* _Set problem 1_
In the contributor onboarding page below, condense the paragraph beginning "VarNamedTuple is the preferred internal container" into a short bulleted list that keeps its main facts.
* _Set problem 2_
Carry on the contributor onboarding page below, picking up right after its last sentence.

Contributor onboarding

This page summarizes recurring lessons from DynamicPPL and AbstractPPL history for contributors who are new to Julia, Turing.jl, or DynamicPPL internals. It is a starting point, not a checklist. For day-to-day Julia style, see JULIA.md; for coding-agent instructions, see AGENTS.md.

The source pass covered GitHub history available on 2026-05-06. For DynamicPPL, that included 422 issues, 957 pull requests, 6,958 issue/PR comments, 3,726 PR reviews, and 5,176 inline review comments. For AbstractPPL, that included 46 issues, 101 pull requests, 654 issue/PR comments, 332 PR reviews, and 441 inline review comments. Linked issues and PRs are representative starting points, not current API documentation.

What DynamicPPL Does

DynamicPPL is the modelling and evaluation layer under Turing.jl. It provides @model, tilde (~) statement handling, conditioning, fixing, parameter transforms, accumulators, and log-density interfaces for samplers and automatic differentiation. It uses AbstractPPL for shared interfaces such as VarName, contexts, and evaluator protocols.

A useful mental model:

@model lowers user code into a model function.
Each ordinary ~ statement becomes an assume or observe statement.
Contexts and initialisation strategies decide where values come from.
Accumulators decide which quantities are collected.
LogDensityFunction maps named model parameters to flat vectors.

Start with these docs:

Core Lessons

Prefer explicit evaluation state

For new evaluation code, prefer explicit initialisation strategies and accumulators over adding more responsibilities to VarInfo. VarInfo remains important, but fast paths should carry only the state they need.

A common migration shape is:

evaluate!!(model, varinfo)

to:

init!!(
    model,
    OnlyAccsVarInfo(accumulators...),
    InitFromParams(varinfo.values),
    varinfo.transform_strategy,
)

The exact strategy and accumulator set depend on the caller.

Use names and shapes carefully

Use @varname(x) and @varname(x[1]); avoid manual construction of indexed VarNames. Use subsumption for containment checks: @varname(x) can cover @varname(x[1]), but they are not equal.

VarName display, sorting, prefixing, unprefixing, and serialization are downstream-facing interface behaviour. Test nested fields, indices, ranges, Colon, and non-standard indices when changing them. Avoid broad Base overloads such as generic get(obj, vn) unless the method is clearly owned.

VarNamedTuple is the preferred internal container for named parameter values where supported. Convert user-facing NamedTuple or Dict{VarName} inputs at API boundaries. Preserve templates, shapes, and index structure so values can round-trip between named form and flat vectors. Avoid large mostly-empty shadow arrays and keep eltypes concrete in hot paths.

Keep `!!` return values

DynamicPPL uses BangBang-style !! functions. They may mutate in place or return a replacement object. Always use the returned value.

vi = accumulate_assume!!(vi, value, tval, logjac, vn, dist, template)

If your function calls a !! function, it usually needs to return the updated state as well.

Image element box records
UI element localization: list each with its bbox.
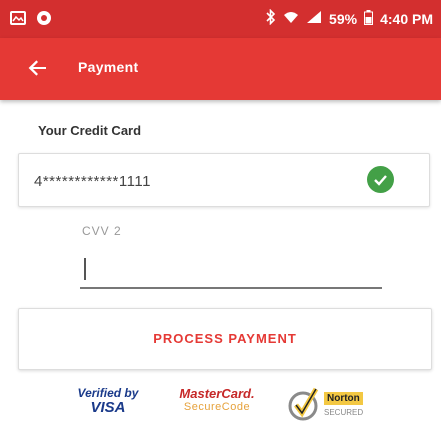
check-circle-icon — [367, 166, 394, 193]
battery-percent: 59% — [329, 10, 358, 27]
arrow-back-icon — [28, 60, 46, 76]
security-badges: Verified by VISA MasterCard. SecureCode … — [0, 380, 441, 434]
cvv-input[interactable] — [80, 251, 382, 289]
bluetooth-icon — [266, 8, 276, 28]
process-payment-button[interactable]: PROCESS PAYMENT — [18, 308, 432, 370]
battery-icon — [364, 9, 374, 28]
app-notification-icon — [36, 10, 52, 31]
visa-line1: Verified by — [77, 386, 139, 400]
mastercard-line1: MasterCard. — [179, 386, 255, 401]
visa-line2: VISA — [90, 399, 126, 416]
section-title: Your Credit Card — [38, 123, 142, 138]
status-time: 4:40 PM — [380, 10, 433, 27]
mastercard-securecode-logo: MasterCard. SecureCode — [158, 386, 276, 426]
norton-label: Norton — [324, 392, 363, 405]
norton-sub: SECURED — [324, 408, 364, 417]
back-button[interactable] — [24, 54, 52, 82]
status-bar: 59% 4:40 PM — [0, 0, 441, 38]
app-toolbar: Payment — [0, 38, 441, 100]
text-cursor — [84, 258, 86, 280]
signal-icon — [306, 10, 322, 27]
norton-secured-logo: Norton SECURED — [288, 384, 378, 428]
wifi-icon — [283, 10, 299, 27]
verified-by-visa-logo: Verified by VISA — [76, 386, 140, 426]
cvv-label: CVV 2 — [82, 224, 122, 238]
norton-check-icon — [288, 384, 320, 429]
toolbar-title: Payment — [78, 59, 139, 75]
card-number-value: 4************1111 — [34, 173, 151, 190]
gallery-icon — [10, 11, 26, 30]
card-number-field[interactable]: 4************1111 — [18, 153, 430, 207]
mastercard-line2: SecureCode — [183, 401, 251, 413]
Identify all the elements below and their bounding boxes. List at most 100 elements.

* _Written reply 1_
- VarNamedTuple is the preferred internal container for named parameter values, where supported.
- Convert user-facing NamedTuple or Dict{VarName} inputs at API boundaries.
- Keep templates, shapes, and index structure so values can round-trip between named form and flat vectors.
- Avoid large, mostly empty shadow arrays.
- Keep eltypes concrete in hot paths.

* _Written reply 2_
Treat `@model` as Julia code

@model lowering must preserve ordinary Julia behaviour as well as PPL semantics. For compiler changes, test positional and keyword arguments, defaults, splatting, closures, interpolation, return values, no-observation models, and data- or parameter-dependent control flow.

Macro hygiene matters. User variables, generated temporaries, and globals should not capture each other accidentally. Returned quantities are user-visible and are distinct from accumulated random variables.

DynamicPPL tracks variables through tilde statements. A left-hand-side value can be treated as a model variable even when it was derived earlier in the model.

@model function f()
    x ~ Normal()
    y = x + 1
    return y ~ Normal()
end

If the intent is to add a likelihood term for a derived value, prefer @addlogprob! or a clearer model structure. Do not copy old .~ examples; the dot-tilde pipeline was removed.

Passing missing can affect whether a value is observed or latent. Add tests for the exact data shape you support, especially arrays with missing values, arrays of arrays, and mutable structs.

Test contexts with nested models

Contexts change model evaluation without rewriting the model body. condition, fix, decondition, unfix, to_submodel, and prefixes all interact.

Prefer condition, fix, and to_submodel over hardcoded special cases. Use the same VarName semantics as the tilde pipeline. Add nested-submodel tests when changing contexts, prefixes, conditioning, or fixing.

Know which space values live in

DynamicPPL moves between constrained model space and unconstrained sampler space. Be explicit about which space each value lives in.

val: constrained model-space value used for distribution densities.
tval: TransformedValue, which may contain a linked value.
logjac: log absolute Jacobian contribution from the link transform.
getlogjoint: constrained-space log joint.
getlogjoint_internal: internal log density for sampler-facing paths.
vi[:]: internal stored vector; do not assume it is in distribution support.

LogDensityFunction is the usual boundary for HMC/NUTS, optimisers, and AD. When changing log-density or transform code, test the relevant AD backends. Avoid compiled ReverseDiff tapes for models whose control flow depends on parameter values.

Evaluator APIs should separate structural preparation from AD-specific preparation. !! evaluator and gradient APIs may reuse internal buffers, so copy results before storing them long term.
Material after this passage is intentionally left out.